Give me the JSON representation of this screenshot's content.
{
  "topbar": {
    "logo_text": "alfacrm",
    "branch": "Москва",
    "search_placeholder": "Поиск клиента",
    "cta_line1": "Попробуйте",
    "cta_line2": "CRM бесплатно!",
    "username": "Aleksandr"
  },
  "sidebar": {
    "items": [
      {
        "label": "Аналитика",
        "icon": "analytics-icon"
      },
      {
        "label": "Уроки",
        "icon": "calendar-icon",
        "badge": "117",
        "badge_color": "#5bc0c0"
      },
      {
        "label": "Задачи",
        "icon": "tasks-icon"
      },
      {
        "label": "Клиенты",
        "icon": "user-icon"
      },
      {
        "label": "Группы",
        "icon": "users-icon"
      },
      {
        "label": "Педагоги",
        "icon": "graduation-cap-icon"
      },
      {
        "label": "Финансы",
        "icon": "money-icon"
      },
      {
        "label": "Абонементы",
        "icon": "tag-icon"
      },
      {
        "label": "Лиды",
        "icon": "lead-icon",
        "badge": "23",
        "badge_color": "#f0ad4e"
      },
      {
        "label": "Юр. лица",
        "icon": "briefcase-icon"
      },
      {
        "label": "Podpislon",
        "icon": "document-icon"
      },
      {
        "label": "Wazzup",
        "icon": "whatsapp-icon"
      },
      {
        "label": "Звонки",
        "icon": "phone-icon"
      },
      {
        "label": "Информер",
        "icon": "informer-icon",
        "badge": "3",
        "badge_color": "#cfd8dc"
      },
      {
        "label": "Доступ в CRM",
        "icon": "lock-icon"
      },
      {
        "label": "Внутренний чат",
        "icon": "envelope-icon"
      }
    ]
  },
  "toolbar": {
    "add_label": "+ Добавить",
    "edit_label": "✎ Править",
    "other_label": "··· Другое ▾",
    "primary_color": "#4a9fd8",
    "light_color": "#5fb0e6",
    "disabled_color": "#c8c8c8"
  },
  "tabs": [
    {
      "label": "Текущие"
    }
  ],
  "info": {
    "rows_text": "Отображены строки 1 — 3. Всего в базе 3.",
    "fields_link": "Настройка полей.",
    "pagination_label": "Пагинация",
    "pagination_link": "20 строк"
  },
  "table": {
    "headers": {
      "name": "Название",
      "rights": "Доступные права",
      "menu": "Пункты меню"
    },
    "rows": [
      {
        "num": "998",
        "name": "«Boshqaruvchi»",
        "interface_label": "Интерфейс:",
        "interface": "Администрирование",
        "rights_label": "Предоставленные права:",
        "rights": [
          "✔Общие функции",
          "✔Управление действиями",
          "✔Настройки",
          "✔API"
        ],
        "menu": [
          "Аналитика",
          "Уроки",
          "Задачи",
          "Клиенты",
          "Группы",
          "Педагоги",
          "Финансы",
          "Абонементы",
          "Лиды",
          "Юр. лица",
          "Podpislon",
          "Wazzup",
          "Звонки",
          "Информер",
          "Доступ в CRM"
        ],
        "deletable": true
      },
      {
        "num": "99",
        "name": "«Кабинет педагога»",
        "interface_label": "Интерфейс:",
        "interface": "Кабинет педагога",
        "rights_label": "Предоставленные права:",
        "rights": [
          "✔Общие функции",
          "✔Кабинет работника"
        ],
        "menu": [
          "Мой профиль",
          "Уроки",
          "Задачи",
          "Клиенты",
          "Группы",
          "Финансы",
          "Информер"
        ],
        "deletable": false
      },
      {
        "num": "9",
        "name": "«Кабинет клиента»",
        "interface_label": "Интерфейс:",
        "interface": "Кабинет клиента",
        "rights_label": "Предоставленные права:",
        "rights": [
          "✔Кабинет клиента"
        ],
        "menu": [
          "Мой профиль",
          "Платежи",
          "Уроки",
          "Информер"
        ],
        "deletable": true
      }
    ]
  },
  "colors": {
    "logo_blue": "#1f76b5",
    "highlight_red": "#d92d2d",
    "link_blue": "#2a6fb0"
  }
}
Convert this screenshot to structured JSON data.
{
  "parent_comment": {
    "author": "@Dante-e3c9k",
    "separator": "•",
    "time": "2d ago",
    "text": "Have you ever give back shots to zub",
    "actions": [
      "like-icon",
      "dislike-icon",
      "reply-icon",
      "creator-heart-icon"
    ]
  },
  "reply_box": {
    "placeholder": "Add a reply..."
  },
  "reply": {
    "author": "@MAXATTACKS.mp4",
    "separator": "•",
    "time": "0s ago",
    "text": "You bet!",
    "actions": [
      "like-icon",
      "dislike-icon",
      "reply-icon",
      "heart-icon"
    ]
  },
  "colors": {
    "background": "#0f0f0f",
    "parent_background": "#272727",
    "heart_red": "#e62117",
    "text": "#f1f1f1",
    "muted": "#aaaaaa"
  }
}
━━━━━━━━
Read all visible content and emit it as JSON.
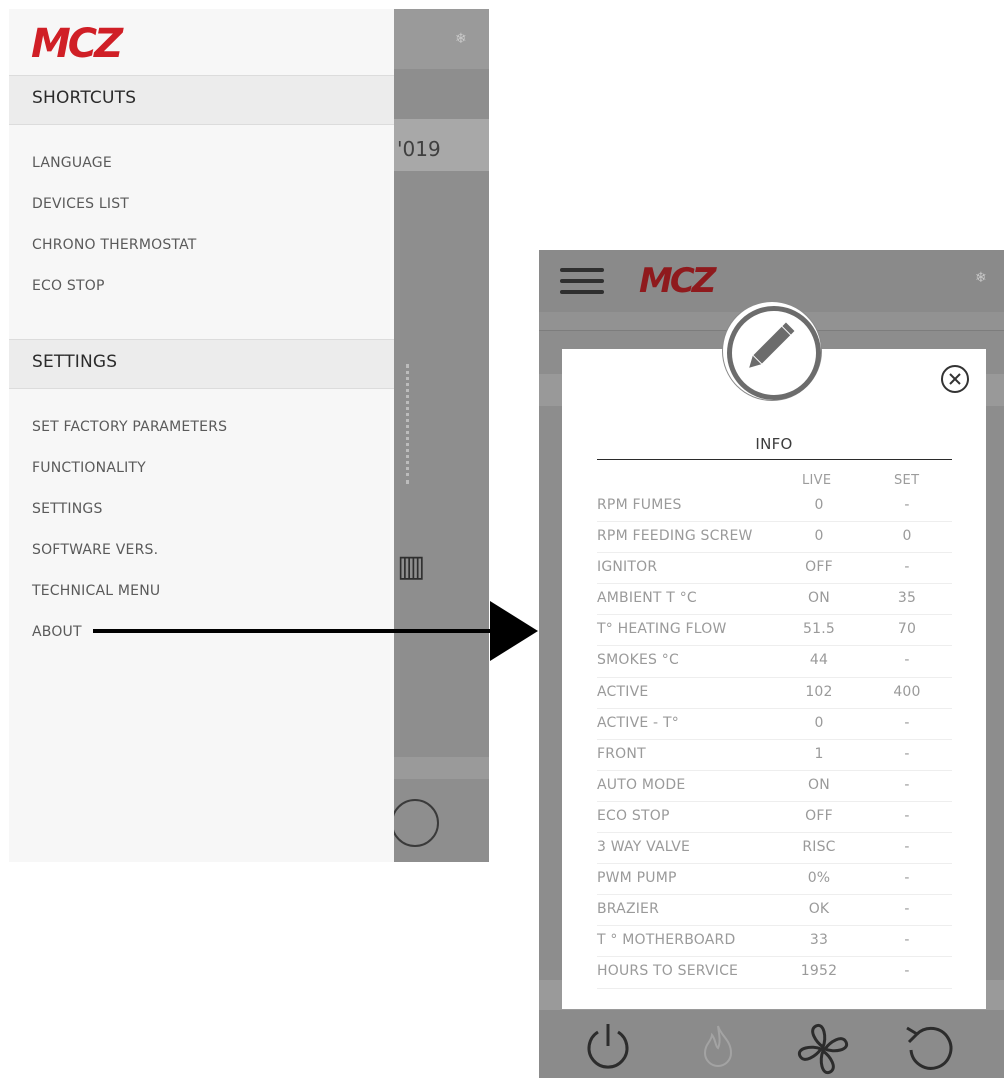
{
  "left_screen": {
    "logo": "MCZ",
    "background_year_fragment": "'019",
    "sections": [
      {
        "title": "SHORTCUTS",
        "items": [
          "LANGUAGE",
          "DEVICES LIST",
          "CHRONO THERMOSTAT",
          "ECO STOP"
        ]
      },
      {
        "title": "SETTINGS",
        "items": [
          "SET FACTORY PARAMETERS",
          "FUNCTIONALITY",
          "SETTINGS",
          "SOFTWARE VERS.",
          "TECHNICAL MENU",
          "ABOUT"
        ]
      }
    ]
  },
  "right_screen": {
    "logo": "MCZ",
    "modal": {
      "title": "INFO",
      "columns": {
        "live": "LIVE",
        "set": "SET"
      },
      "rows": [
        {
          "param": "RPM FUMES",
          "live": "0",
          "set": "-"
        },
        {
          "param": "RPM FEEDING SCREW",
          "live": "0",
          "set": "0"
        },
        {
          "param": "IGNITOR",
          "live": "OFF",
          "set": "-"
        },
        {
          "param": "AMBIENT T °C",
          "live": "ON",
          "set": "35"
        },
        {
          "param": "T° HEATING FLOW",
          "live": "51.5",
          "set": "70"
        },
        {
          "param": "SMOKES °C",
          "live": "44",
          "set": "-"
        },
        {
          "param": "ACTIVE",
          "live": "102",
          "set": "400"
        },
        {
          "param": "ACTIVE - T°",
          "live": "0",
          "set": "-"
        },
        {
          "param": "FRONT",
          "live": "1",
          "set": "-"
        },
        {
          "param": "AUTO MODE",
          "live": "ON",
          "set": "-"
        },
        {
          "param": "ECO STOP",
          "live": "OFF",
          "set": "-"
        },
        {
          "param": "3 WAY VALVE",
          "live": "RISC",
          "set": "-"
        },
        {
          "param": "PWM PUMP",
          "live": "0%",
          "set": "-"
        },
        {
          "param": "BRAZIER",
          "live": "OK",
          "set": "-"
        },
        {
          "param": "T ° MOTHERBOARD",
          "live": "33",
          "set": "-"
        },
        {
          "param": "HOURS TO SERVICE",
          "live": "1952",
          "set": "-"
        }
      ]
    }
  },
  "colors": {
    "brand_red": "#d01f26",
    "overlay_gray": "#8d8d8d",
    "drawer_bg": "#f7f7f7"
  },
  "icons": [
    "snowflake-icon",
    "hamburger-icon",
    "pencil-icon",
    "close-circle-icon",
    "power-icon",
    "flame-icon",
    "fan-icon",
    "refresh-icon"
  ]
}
━━━━━━━━
Go through the entries above and count the lines containing the word "педагога"; give only that count.

_Full response_: 2